▶ Request: All of the entries must be reproduced exactly, with no images carried over.

[Begin Data listing]

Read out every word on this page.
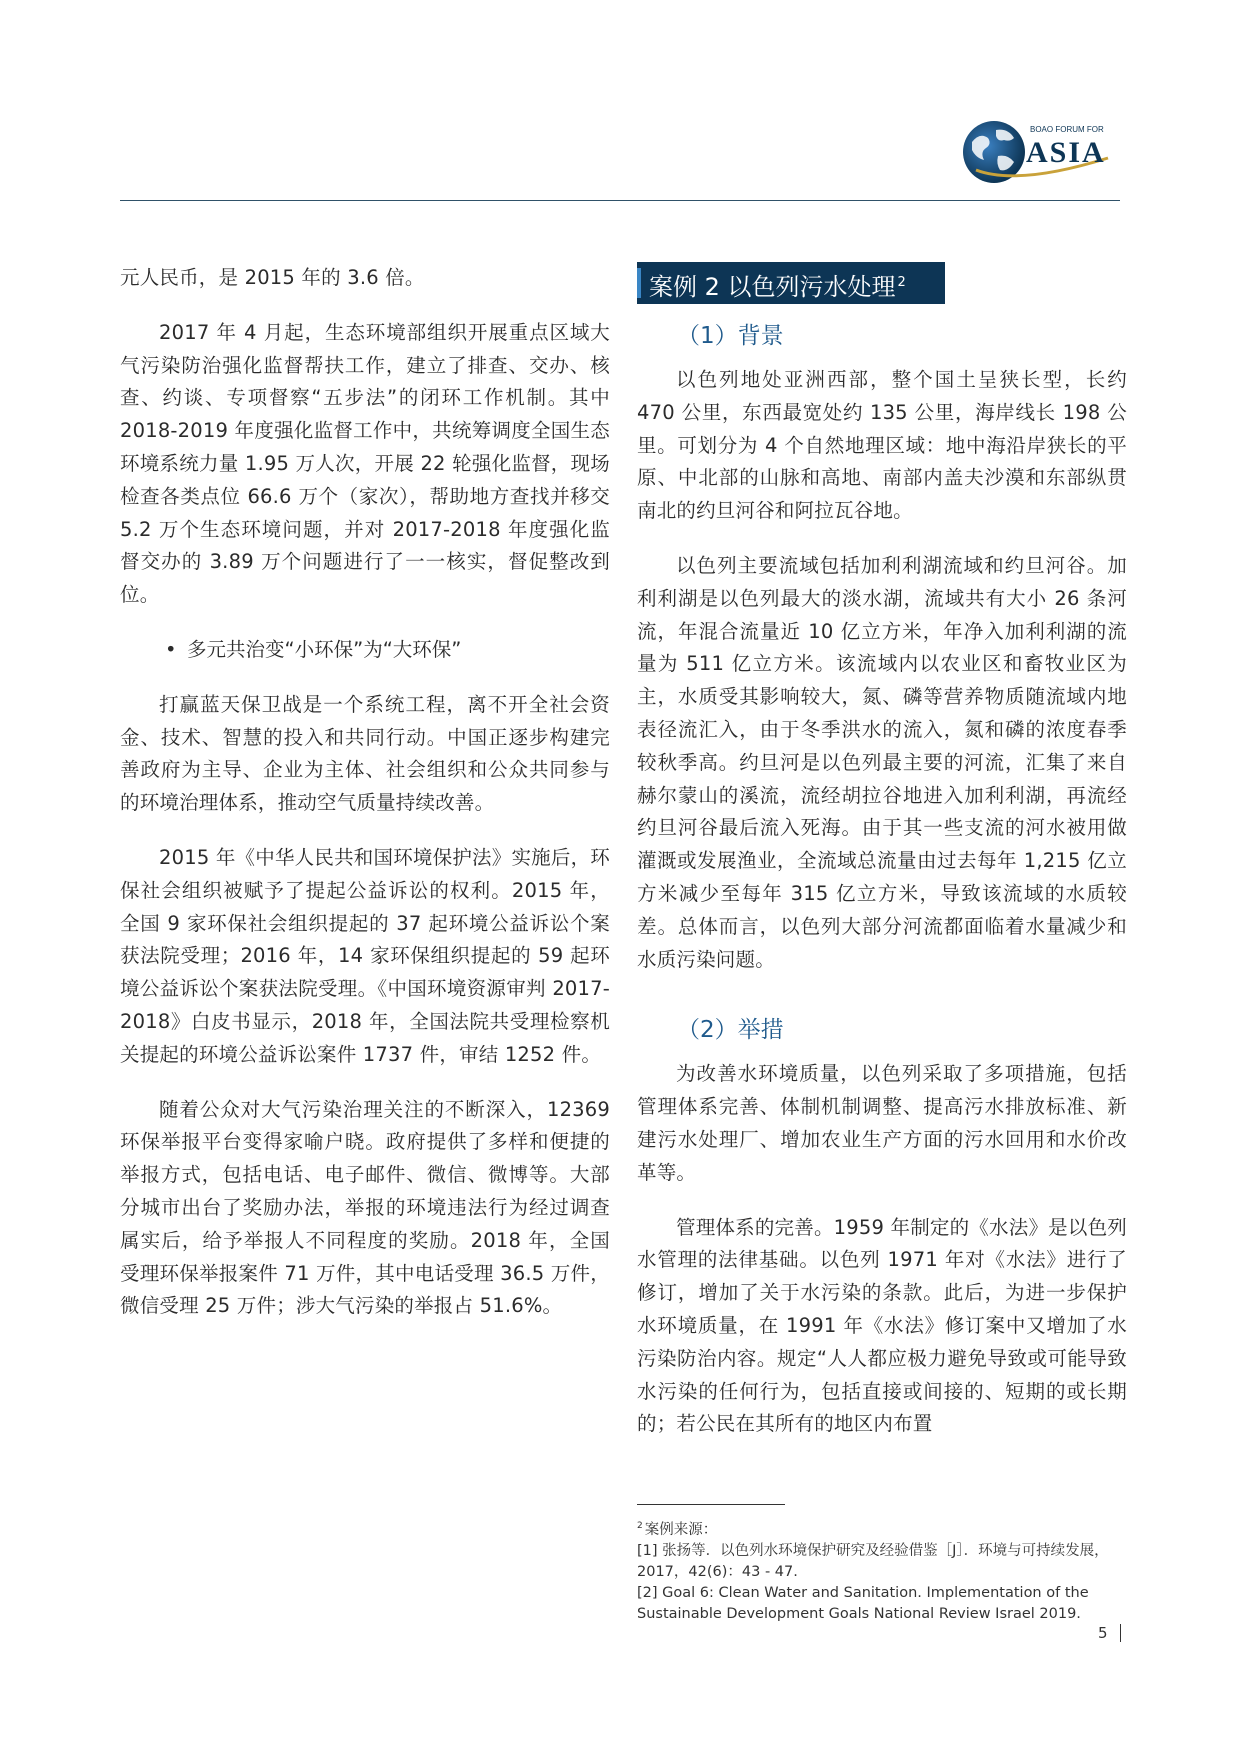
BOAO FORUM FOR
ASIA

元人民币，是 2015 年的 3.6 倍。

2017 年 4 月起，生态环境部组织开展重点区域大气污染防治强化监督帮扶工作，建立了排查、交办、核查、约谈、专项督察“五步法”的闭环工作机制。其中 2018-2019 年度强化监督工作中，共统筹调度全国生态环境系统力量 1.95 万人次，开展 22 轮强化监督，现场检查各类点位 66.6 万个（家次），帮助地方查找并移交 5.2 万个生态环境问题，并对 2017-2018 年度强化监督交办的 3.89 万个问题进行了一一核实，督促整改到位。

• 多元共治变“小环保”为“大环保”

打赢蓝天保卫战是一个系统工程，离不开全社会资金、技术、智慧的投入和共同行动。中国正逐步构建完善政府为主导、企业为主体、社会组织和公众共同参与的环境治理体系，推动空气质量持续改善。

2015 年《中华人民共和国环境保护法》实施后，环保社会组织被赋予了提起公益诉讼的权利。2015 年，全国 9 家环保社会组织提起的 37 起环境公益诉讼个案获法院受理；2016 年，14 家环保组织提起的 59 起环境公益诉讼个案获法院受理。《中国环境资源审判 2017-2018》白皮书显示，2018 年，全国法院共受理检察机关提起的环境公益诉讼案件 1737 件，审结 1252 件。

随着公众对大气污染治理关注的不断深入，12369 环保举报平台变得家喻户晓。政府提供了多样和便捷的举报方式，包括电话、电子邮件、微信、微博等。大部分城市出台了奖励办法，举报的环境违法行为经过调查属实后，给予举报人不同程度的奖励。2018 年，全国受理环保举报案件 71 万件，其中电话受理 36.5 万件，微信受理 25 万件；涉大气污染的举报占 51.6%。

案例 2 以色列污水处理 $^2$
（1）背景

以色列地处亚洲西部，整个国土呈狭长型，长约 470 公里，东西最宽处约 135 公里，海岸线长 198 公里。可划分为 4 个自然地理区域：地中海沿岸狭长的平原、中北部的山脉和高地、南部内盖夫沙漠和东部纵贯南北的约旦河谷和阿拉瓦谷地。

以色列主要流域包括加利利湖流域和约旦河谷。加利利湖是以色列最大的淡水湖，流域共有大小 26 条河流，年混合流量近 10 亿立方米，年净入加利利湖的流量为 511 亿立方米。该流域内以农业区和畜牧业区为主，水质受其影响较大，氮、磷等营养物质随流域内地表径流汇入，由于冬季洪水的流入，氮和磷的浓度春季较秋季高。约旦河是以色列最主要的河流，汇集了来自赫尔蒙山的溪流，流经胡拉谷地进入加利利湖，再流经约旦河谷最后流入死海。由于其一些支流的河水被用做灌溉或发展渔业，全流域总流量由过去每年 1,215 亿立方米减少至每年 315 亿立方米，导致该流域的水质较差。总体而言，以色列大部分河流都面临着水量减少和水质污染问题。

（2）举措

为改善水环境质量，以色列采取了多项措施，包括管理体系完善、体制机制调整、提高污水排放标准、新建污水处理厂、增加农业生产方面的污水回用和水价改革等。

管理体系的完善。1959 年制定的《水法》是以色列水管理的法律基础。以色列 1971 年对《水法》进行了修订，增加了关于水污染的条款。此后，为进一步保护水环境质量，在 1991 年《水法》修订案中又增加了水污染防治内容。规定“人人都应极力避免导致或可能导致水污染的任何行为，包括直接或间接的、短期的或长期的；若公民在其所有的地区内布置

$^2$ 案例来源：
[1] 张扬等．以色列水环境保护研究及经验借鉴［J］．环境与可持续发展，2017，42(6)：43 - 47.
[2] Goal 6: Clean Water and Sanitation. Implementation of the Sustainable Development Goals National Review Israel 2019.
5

[End Data listing]

▶ Completed task:
Read out every word on this page.
BOAO FORUM FOR
ASIA

元人民币，是 2015 年的 3.6 倍。

2017 年 4 月起，生态环境部组织开展重点区域大气污染防治强化监督帮扶工作，建立了排查、交办、核查、约谈、专项督察“五步法”的闭环工作机制。其中 2018-2019 年度强化监督工作中，共统筹调度全国生态环境系统力量 1.95 万人次，开展 22 轮强化监督，现场检查各类点位 66.6 万个（家次），帮助地方查找并移交 5.2 万个生态环境问题，并对 2017-2018 年度强化监督交办的 3.89 万个问题进行了一一核实，督促整改到位。

• 多元共治变“小环保”为“大环保”

打赢蓝天保卫战是一个系统工程，离不开全社会资金、技术、智慧的投入和共同行动。中国正逐步构建完善政府为主导、企业为主体、社会组织和公众共同参与的环境治理体系，推动空气质量持续改善。

2015 年《中华人民共和国环境保护法》实施后，环保社会组织被赋予了提起公益诉讼的权利。2015 年，全国 9 家环保社会组织提起的 37 起环境公益诉讼个案获法院受理；2016 年，14 家环保组织提起的 59 起环境公益诉讼个案获法院受理。《中国环境资源审判 2017-2018》白皮书显示，2018 年，全国法院共受理检察机关提起的环境公益诉讼案件 1737 件，审结 1252 件。

随着公众对大气污染治理关注的不断深入，12369 环保举报平台变得家喻户晓。政府提供了多样和便捷的举报方式，包括电话、电子邮件、微信、微博等。大部分城市出台了奖励办法，举报的环境违法行为经过调查属实后，给予举报人不同程度的奖励。2018 年，全国受理环保举报案件 71 万件，其中电话受理 36.5 万件，微信受理 25 万件；涉大气污染的举报占 51.6%。

案例 2 以色列污水处理 $^2$
（1）背景

以色列地处亚洲西部，整个国土呈狭长型，长约 470 公里，东西最宽处约 135 公里，海岸线长 198 公里。可划分为 4 个自然地理区域：地中海沿岸狭长的平原、中北部的山脉和高地、南部内盖夫沙漠和东部纵贯南北的约旦河谷和阿拉瓦谷地。

以色列主要流域包括加利利湖流域和约旦河谷。加利利湖是以色列最大的淡水湖，流域共有大小 26 条河流，年混合流量近 10 亿立方米，年净入加利利湖的流量为 511 亿立方米。该流域内以农业区和畜牧业区为主，水质受其影响较大，氮、磷等营养物质随流域内地表径流汇入，由于冬季洪水的流入，氮和磷的浓度春季较秋季高。约旦河是以色列最主要的河流，汇集了来自赫尔蒙山的溪流，流经胡拉谷地进入加利利湖，再流经约旦河谷最后流入死海。由于其一些支流的河水被用做灌溉或发展渔业，全流域总流量由过去每年 1,215 亿立方米减少至每年 315 亿立方米，导致该流域的水质较差。总体而言，以色列大部分河流都面临着水量减少和水质污染问题。

（2）举措

为改善水环境质量，以色列采取了多项措施，包括管理体系完善、体制机制调整、提高污水排放标准、新建污水处理厂、增加农业生产方面的污水回用和水价改革等。

管理体系的完善。1959 年制定的《水法》是以色列水管理的法律基础。以色列 1971 年对《水法》进行了修订，增加了关于水污染的条款。此后，为进一步保护水环境质量，在 1991 年《水法》修订案中又增加了水污染防治内容。规定“人人都应极力避免导致或可能导致水污染的任何行为，包括直接或间接的、短期的或长期的；若公民在其所有的地区内布置

$^2$ 案例来源：
[1] 张扬等．以色列水环境保护研究及经验借鉴［J］．环境与可持续发展，2017，42(6)：43 - 47.
[2] Goal 6: Clean Water and Sanitation. Implementation of the Sustainable Development Goals National Review Israel 2019.
5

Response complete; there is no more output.